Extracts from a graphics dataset
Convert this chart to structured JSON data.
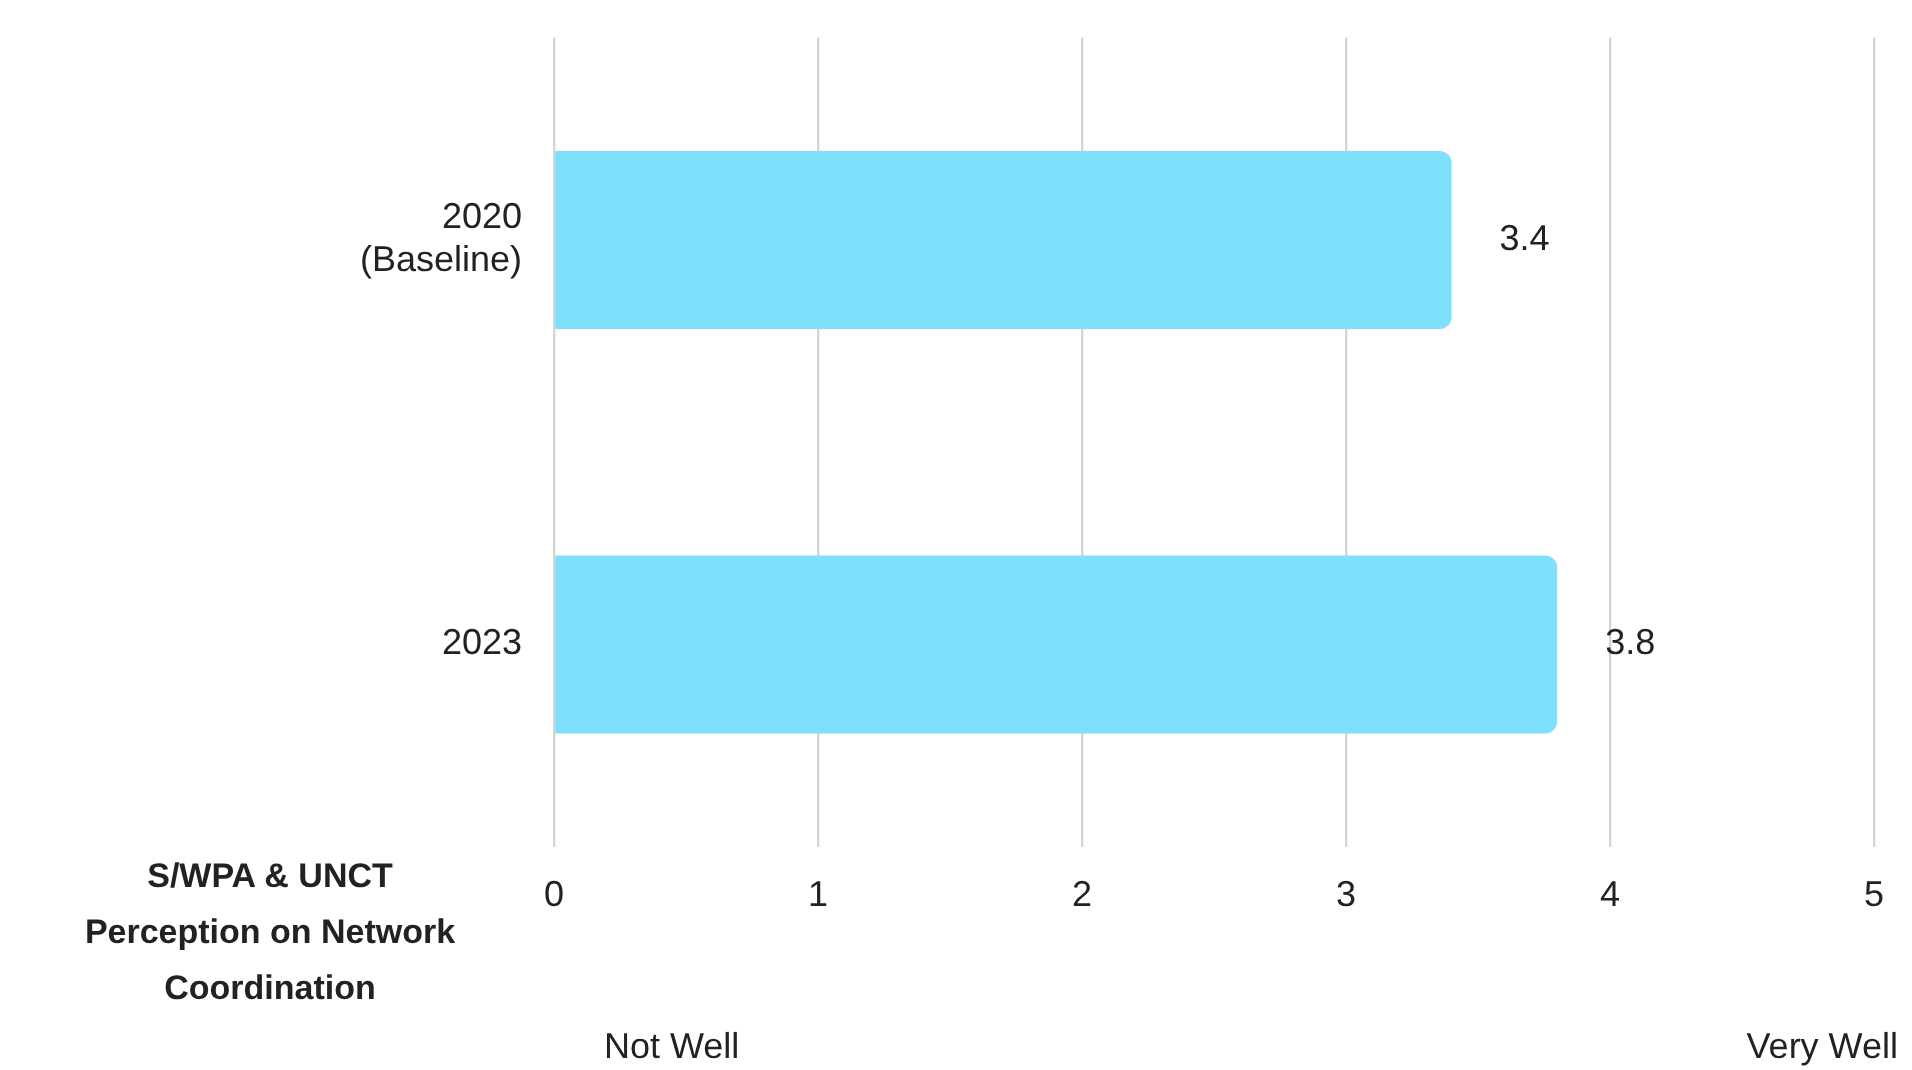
{
  "chart_data": {
    "type": "bar",
    "orientation": "horizontal",
    "title": "S/WPA & UNCT Perception on Network Coordination",
    "categories": [
      "2020 (Baseline)",
      "2023"
    ],
    "values": [
      3.4,
      3.8
    ],
    "color": "#7ee0fd",
    "data_labels": true,
    "xlim": [
      0,
      5
    ],
    "xticks": [
      0,
      1,
      2,
      3,
      4,
      5
    ],
    "grid": "x",
    "legend": false,
    "annotations": [
      "Not Well",
      "Very Well"
    ]
  }
}
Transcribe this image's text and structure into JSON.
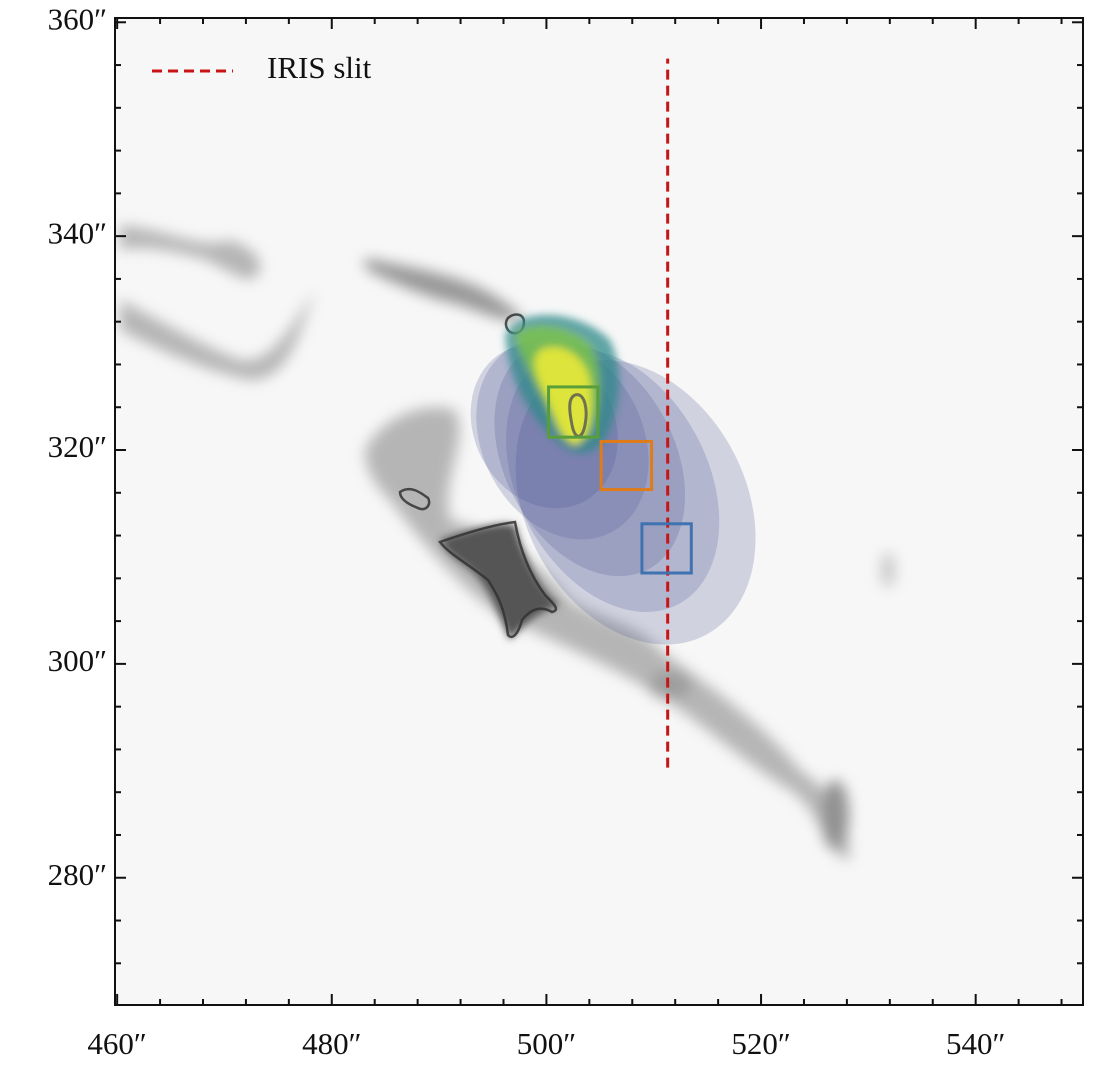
{
  "chart_data": {
    "type": "image",
    "xlim": [
      459.8,
      550.0
    ],
    "ylim": [
      268.1,
      360.4
    ],
    "xticks": [
      {
        "value": 460,
        "label": "460″"
      },
      {
        "value": 480,
        "label": "480″"
      },
      {
        "value": 500,
        "label": "500″"
      },
      {
        "value": 520,
        "label": "520″"
      },
      {
        "value": 540,
        "label": "540″"
      }
    ],
    "yticks": [
      {
        "value": 280,
        "label": "280″"
      },
      {
        "value": 300,
        "label": "300″"
      },
      {
        "value": 320,
        "label": "320″"
      },
      {
        "value": 340,
        "label": "340″"
      },
      {
        "value": 360,
        "label": "360″"
      }
    ],
    "minor_tick_step": 4,
    "series": [
      {
        "name": "IRIS slit",
        "color": "#c81414",
        "x": 511.3,
        "y": [
          290.3,
          356.6
        ]
      }
    ],
    "boxes": [
      {
        "color": "#5a9e3a",
        "x": [
          500.2,
          504.8
        ],
        "y": [
          321.2,
          325.9
        ]
      },
      {
        "color": "#e07b1a",
        "x": [
          505.1,
          509.8
        ],
        "y": [
          316.3,
          320.8
        ]
      },
      {
        "color": "#3f72b0",
        "x": [
          508.9,
          513.5
        ],
        "y": [
          308.5,
          313.1
        ]
      }
    ],
    "legend": "upper left"
  }
}
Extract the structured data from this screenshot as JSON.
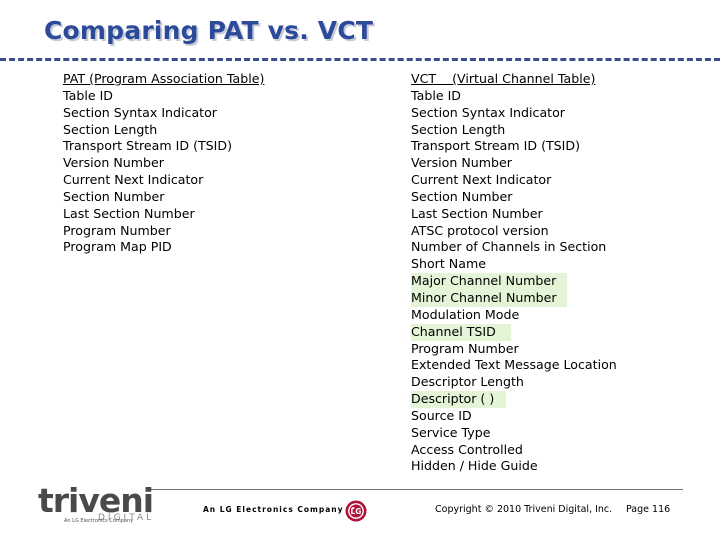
{
  "slide": {
    "title": "Comparing PAT vs. VCT"
  },
  "pat": {
    "header": "PAT (Program Association Table)",
    "items": [
      "Table ID",
      "Section Syntax Indicator",
      "Section Length",
      "Transport Stream ID (TSID)",
      "Version Number",
      "Current Next Indicator",
      "Section Number",
      "Last Section Number",
      "Program Number",
      "Program Map  PID"
    ]
  },
  "vct": {
    "header": "VCT    (Virtual Channel Table)",
    "items": [
      "Table ID",
      "Section Syntax Indicator",
      "Section Length",
      "Transport Stream ID (TSID)",
      "Version Number",
      "Current Next Indicator",
      "Section Number",
      "Last Section Number",
      "ATSC protocol version",
      "Number of Channels in Section",
      "Short Name",
      "Major Channel Number",
      "Minor Channel Number",
      "Modulation Mode",
      "Channel TSID",
      "Program Number",
      "Extended Text Message Location",
      "Descriptor Length",
      "Descriptor ( )",
      "Source ID",
      "Service Type",
      "Access Controlled",
      "Hidden / Hide Guide"
    ],
    "highlight_color": "#e3f5d6"
  },
  "footer": {
    "logo_word": "triveni",
    "logo_sub": "DIGITAL",
    "logo_tagline": "An LG Electronics Company",
    "company": "An LG Electronics Company",
    "lg_mark": "LG",
    "copyright": "Copyright © 2010 Triveni Digital, Inc.",
    "page": "Page 116"
  },
  "colors": {
    "title": "#2b4b9a",
    "title_rule": "#3b4f8f",
    "lg_red": "#b0103a"
  }
}
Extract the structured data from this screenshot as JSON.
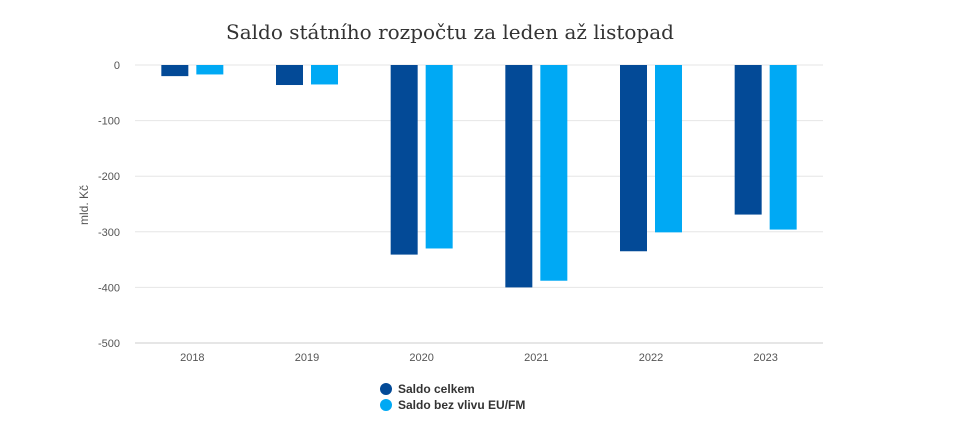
{
  "chart_data": {
    "type": "bar",
    "title": "Saldo státního rozpočtu za leden až listopad",
    "xlabel": "",
    "ylabel": "mld. Kč",
    "categories": [
      "2018",
      "2019",
      "2020",
      "2021",
      "2022",
      "2023"
    ],
    "series": [
      {
        "name": "Saldo celkem",
        "color": "#034a97",
        "values": [
          -20,
          -36,
          -341,
          -400,
          -335,
          -269
        ]
      },
      {
        "name": "Saldo bez vlivu EU/FM",
        "color": "#00a9f4",
        "values": [
          -17,
          -35,
          -330,
          -388,
          -301,
          -296
        ]
      }
    ],
    "ylim": [
      -500,
      0
    ],
    "yticks": [
      0,
      -100,
      -200,
      -300,
      -400,
      -500
    ],
    "grid": true,
    "legend_position": "bottom"
  }
}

• GOAL: Scan the records for the string "image". Copy each line in which it appears.

• CORRECT OUTPUT:
Transcribe this image's text and structure into JSON.
    "type": "image",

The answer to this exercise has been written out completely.